§ WHAT IS ASKED
Quote the whole listing exactly. Leave the pictures out of your copy.

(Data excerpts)
-----
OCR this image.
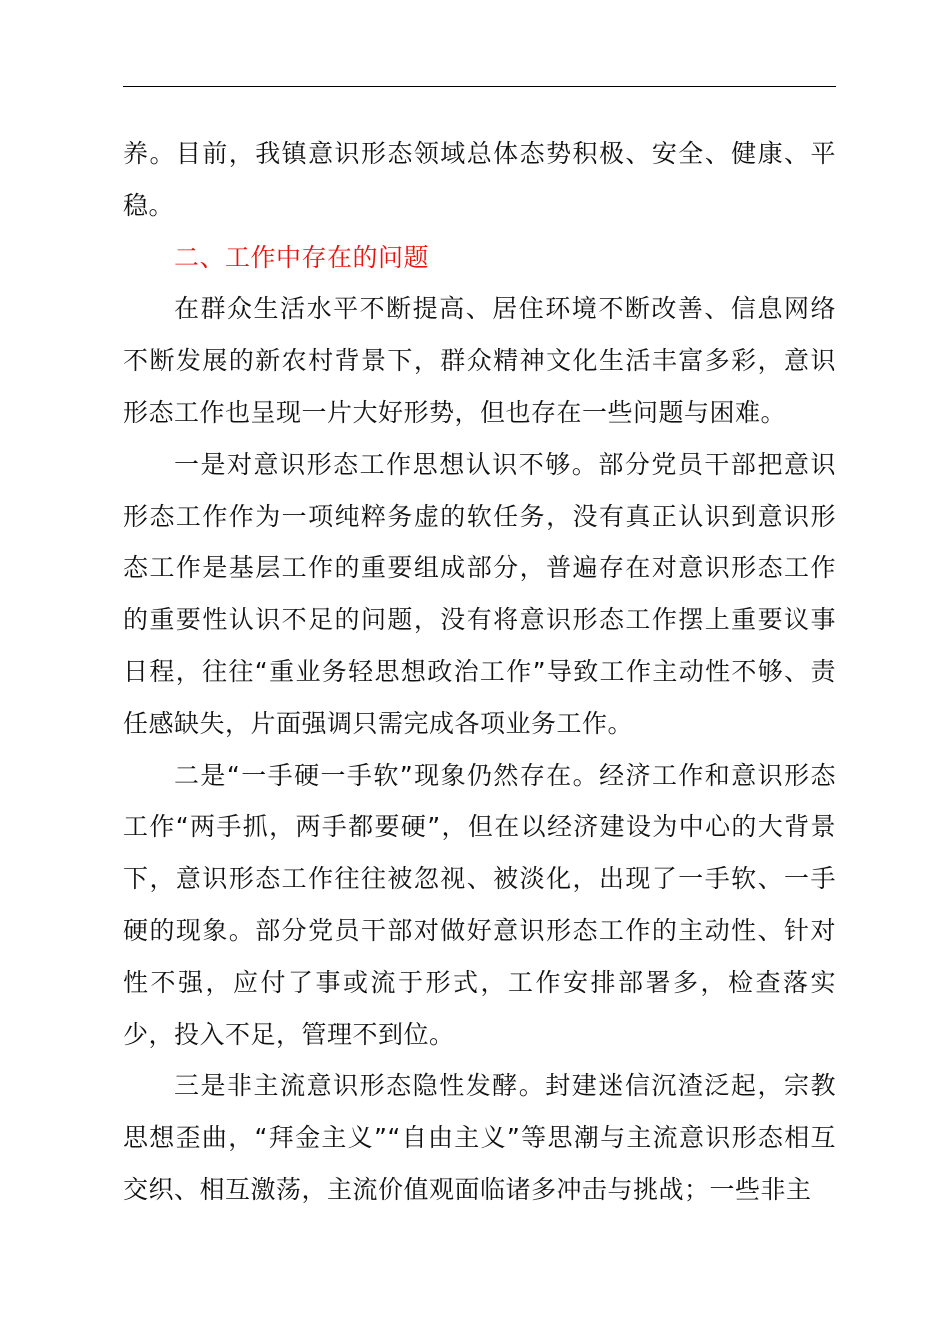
养。目前，我镇意识形态领域总体态势积极、安全、健康、平稳。

二、工作中存在的问题

在群众生活水平不断提高、居住环境不断改善、信息网络不断发展的新农村背景下，群众精神文化生活丰富多彩，意识形态工作也呈现一片大好形势，但也存在一些问题与困难。

一是对意识形态工作思想认识不够。部分党员干部把意识形态工作作为一项纯粹务虚的软任务，没有真正认识到意识形态工作是基层工作的重要组成部分，普遍存在对意识形态工作的重要性认识不足的问题，没有将意识形态工作摆上重要议事日程，往往“重业务轻思想政治工作”导致工作主动性不够、责任感缺失，片面强调只需完成各项业务工作。

二是“一手硬一手软”现象仍然存在。经济工作和意识形态工作“两手抓，两手都要硬”，但在以经济建设为中心的大背景下，意识形态工作往往被忽视、被淡化，出现了一手软、一手硬的现象。部分党员干部对做好意识形态工作的主动性、针对性不强，应付了事或流于形式，工作安排部署多，检查落实少，投入不足，管理不到位。

三是非主流意识形态隐性发酵。封建迷信沉渣泛起，宗教思想歪曲，“拜金主义”“自由主义”等思潮与主流意识形态相互交织、相互激荡，主流价值观面临诸多冲击与挑战；一些非主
-----
§ THE OUTPUT
OCR this image.
养。目前，我镇意识形态领域总体态势积极、安全、健康、平稳。

二、工作中存在的问题

在群众生活水平不断提高、居住环境不断改善、信息网络不断发展的新农村背景下，群众精神文化生活丰富多彩，意识形态工作也呈现一片大好形势，但也存在一些问题与困难。

一是对意识形态工作思想认识不够。部分党员干部把意识形态工作作为一项纯粹务虚的软任务，没有真正认识到意识形态工作是基层工作的重要组成部分，普遍存在对意识形态工作的重要性认识不足的问题，没有将意识形态工作摆上重要议事日程，往往“重业务轻思想政治工作”导致工作主动性不够、责任感缺失，片面强调只需完成各项业务工作。

二是“一手硬一手软”现象仍然存在。经济工作和意识形态工作“两手抓，两手都要硬”，但在以经济建设为中心的大背景下，意识形态工作往往被忽视、被淡化，出现了一手软、一手硬的现象。部分党员干部对做好意识形态工作的主动性、针对性不强，应付了事或流于形式，工作安排部署多，检查落实少，投入不足，管理不到位。

三是非主流意识形态隐性发酵。封建迷信沉渣泛起，宗教思想歪曲，“拜金主义”“自由主义”等思潮与主流意识形态相互交织、相互激荡，主流价值观面临诸多冲击与挑战；一些非主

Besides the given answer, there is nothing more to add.